## TO DO
In the data below, find each line containing the string "colors" and return it.

## RECORDS FOR THE TASK
-- start --

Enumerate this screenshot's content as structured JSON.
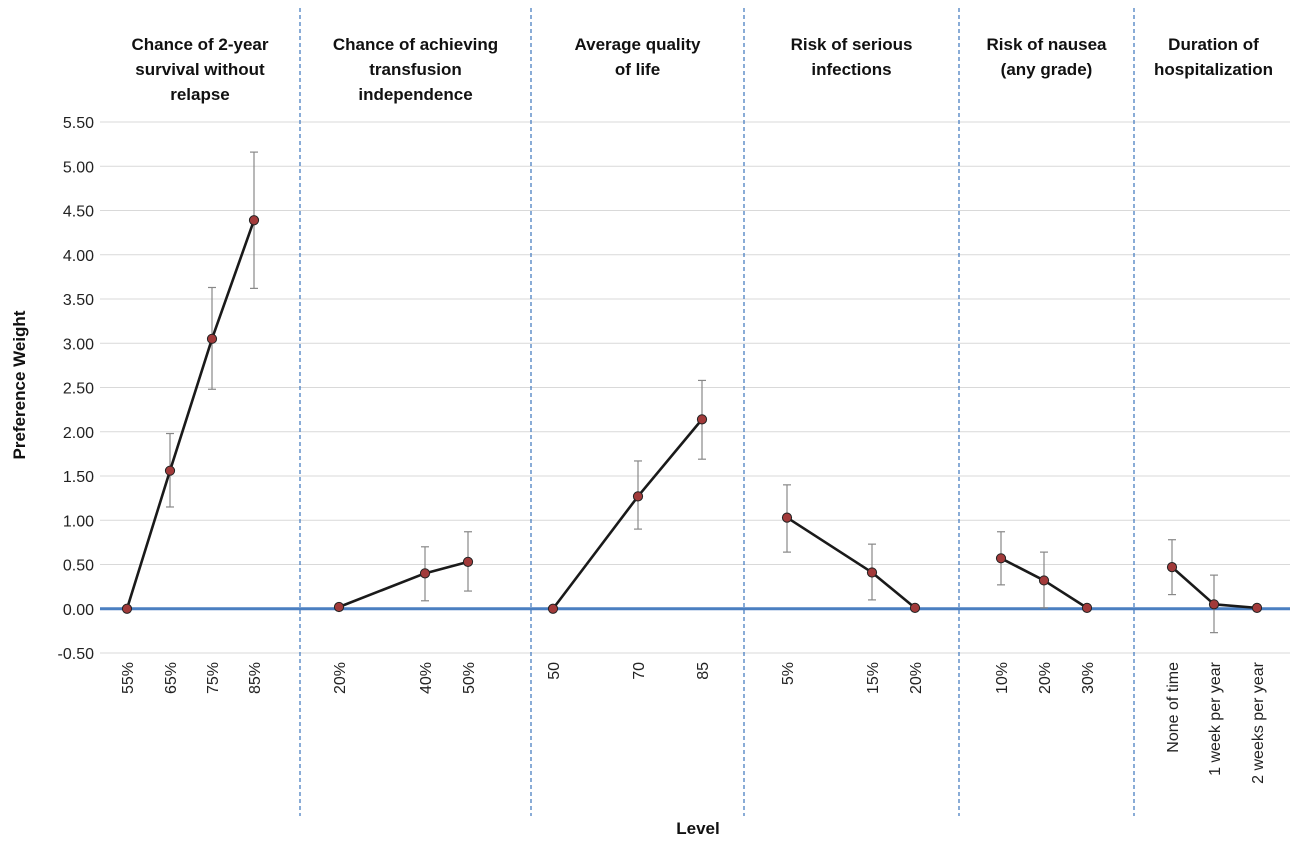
{
  "chart_data": {
    "type": "line",
    "xlabel": "Level",
    "ylabel": "Preference Weight",
    "ylim": [
      -0.5,
      5.5
    ],
    "yticks": [
      "5.50",
      "5.00",
      "4.50",
      "4.00",
      "3.50",
      "3.00",
      "2.50",
      "2.00",
      "1.50",
      "1.00",
      "0.50",
      "0.00",
      "-0.50"
    ],
    "grid": true,
    "colors": {
      "line": "#1a1a1a",
      "marker": "#a23a3a",
      "zero_line": "#4a7fc1",
      "divider": "#4a7fc1",
      "grid": "#d9d9d9",
      "error_bar": "#888888"
    },
    "panels": [
      {
        "title": [
          "Chance of 2-year",
          "survival without",
          "relapse"
        ],
        "levels": [
          "55%",
          "65%",
          "75%",
          "85%"
        ],
        "x": [
          55,
          65,
          75,
          85
        ],
        "values": [
          0.0,
          1.56,
          3.05,
          4.39
        ],
        "ci_low": [
          0.0,
          1.15,
          2.48,
          3.62
        ],
        "ci_high": [
          0.0,
          1.98,
          3.63,
          5.16
        ]
      },
      {
        "title": [
          "Chance of achieving",
          "transfusion",
          "independence"
        ],
        "levels": [
          "20%",
          "40%",
          "50%"
        ],
        "x": [
          20,
          40,
          50
        ],
        "values": [
          0.02,
          0.4,
          0.53
        ],
        "ci_low": [
          0.02,
          0.09,
          0.2
        ],
        "ci_high": [
          0.02,
          0.7,
          0.87
        ]
      },
      {
        "title": [
          "Average quality",
          "of life"
        ],
        "levels": [
          "50",
          "70",
          "85"
        ],
        "x": [
          50,
          70,
          85
        ],
        "values": [
          0.0,
          1.27,
          2.14
        ],
        "ci_low": [
          0.0,
          0.9,
          1.69
        ],
        "ci_high": [
          0.0,
          1.67,
          2.58
        ]
      },
      {
        "title": [
          "Risk of serious",
          "infections"
        ],
        "levels": [
          "5%",
          "15%",
          "20%"
        ],
        "x": [
          5,
          15,
          20
        ],
        "values": [
          1.03,
          0.41,
          0.01
        ],
        "ci_low": [
          0.64,
          0.1,
          0.01
        ],
        "ci_high": [
          1.4,
          0.73,
          0.01
        ]
      },
      {
        "title": [
          "Risk of nausea",
          "(any grade)"
        ],
        "levels": [
          "10%",
          "20%",
          "30%"
        ],
        "x": [
          10,
          20,
          30
        ],
        "values": [
          0.57,
          0.32,
          0.01
        ],
        "ci_low": [
          0.27,
          0.01,
          0.01
        ],
        "ci_high": [
          0.87,
          0.64,
          0.01
        ]
      },
      {
        "title": [
          "Duration of",
          "hospitalization"
        ],
        "levels": [
          "None of time",
          "1 week per year",
          "2 weeks per year"
        ],
        "x": [
          0,
          1,
          2
        ],
        "values": [
          0.47,
          0.05,
          0.01
        ],
        "ci_low": [
          0.16,
          -0.27,
          0.01
        ],
        "ci_high": [
          0.78,
          0.38,
          0.01
        ]
      }
    ]
  }
}
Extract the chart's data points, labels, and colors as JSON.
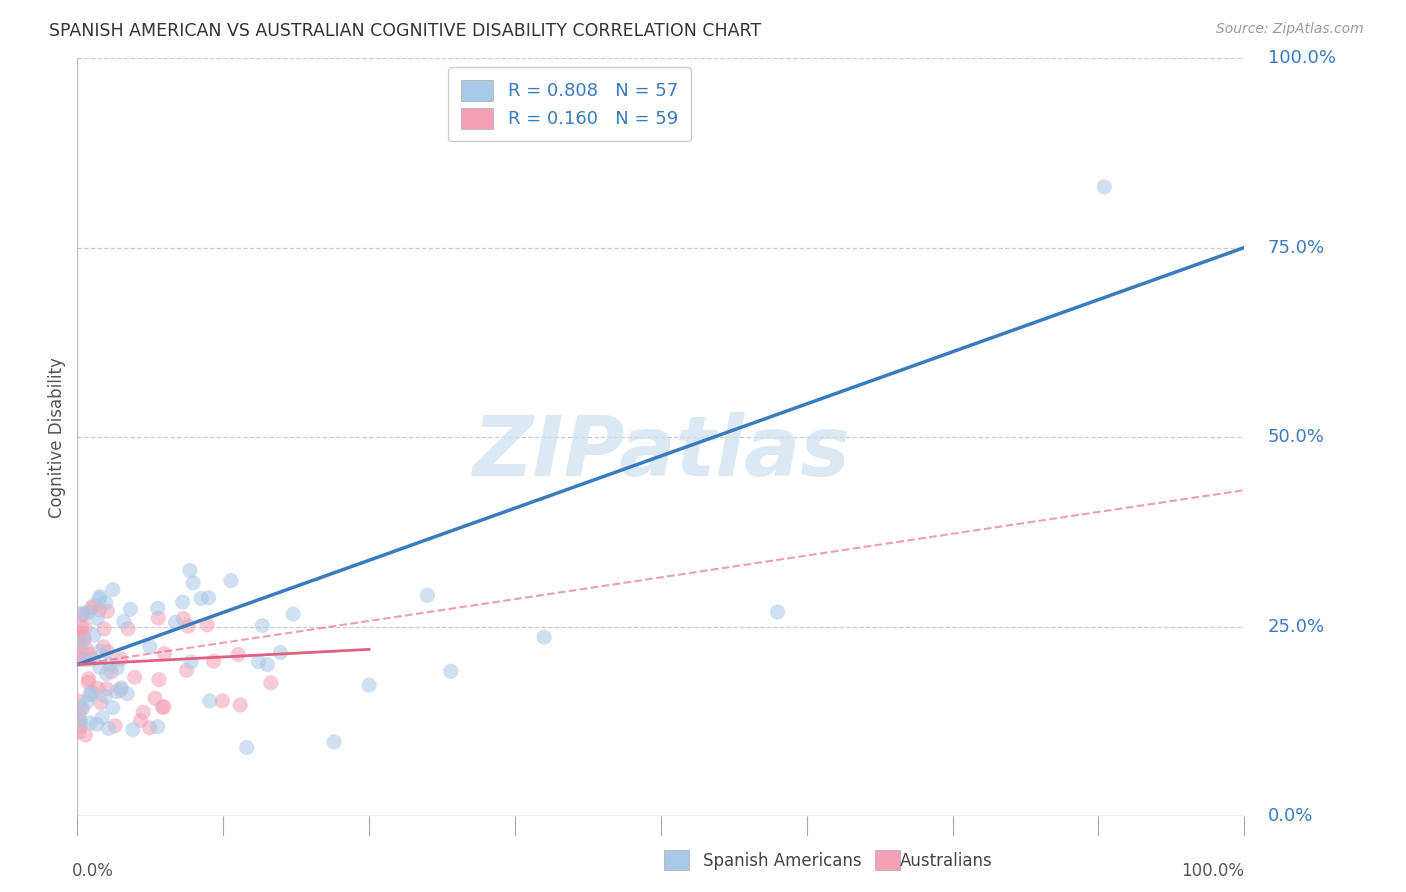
{
  "title": "SPANISH AMERICAN VS AUSTRALIAN COGNITIVE DISABILITY CORRELATION CHART",
  "source": "Source: ZipAtlas.com",
  "ylabel": "Cognitive Disability",
  "ytick_labels": [
    "0.0%",
    "25.0%",
    "50.0%",
    "75.0%",
    "100.0%"
  ],
  "ytick_values": [
    0,
    25,
    50,
    75,
    100
  ],
  "xlim": [
    0,
    100
  ],
  "ylim": [
    0,
    100
  ],
  "legend_r1": "R = 0.808",
  "legend_n1": "N = 57",
  "legend_r2": "R = 0.160",
  "legend_n2": "N = 59",
  "blue_color": "#a8c8e8",
  "pink_color": "#f4a0b5",
  "blue_line_color": "#3a7bbf",
  "pink_line_color": "#e06080",
  "tick_color": "#3a7bbf",
  "watermark_color": "#cce0f0",
  "blue_line_x0": 0,
  "blue_line_y0": 20,
  "blue_line_x1": 100,
  "blue_line_y1": 75,
  "pink_line_x0": 0,
  "pink_line_y0": 20,
  "pink_line_x1": 25,
  "pink_line_y1": 22,
  "pink_dash_x0": 0,
  "pink_dash_y0": 20,
  "pink_dash_x1": 100,
  "pink_dash_y1": 43
}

-- end --

## SOLUTION BELOW
    "colors": {
Extract the chart's data points, labels, and colors as JSON.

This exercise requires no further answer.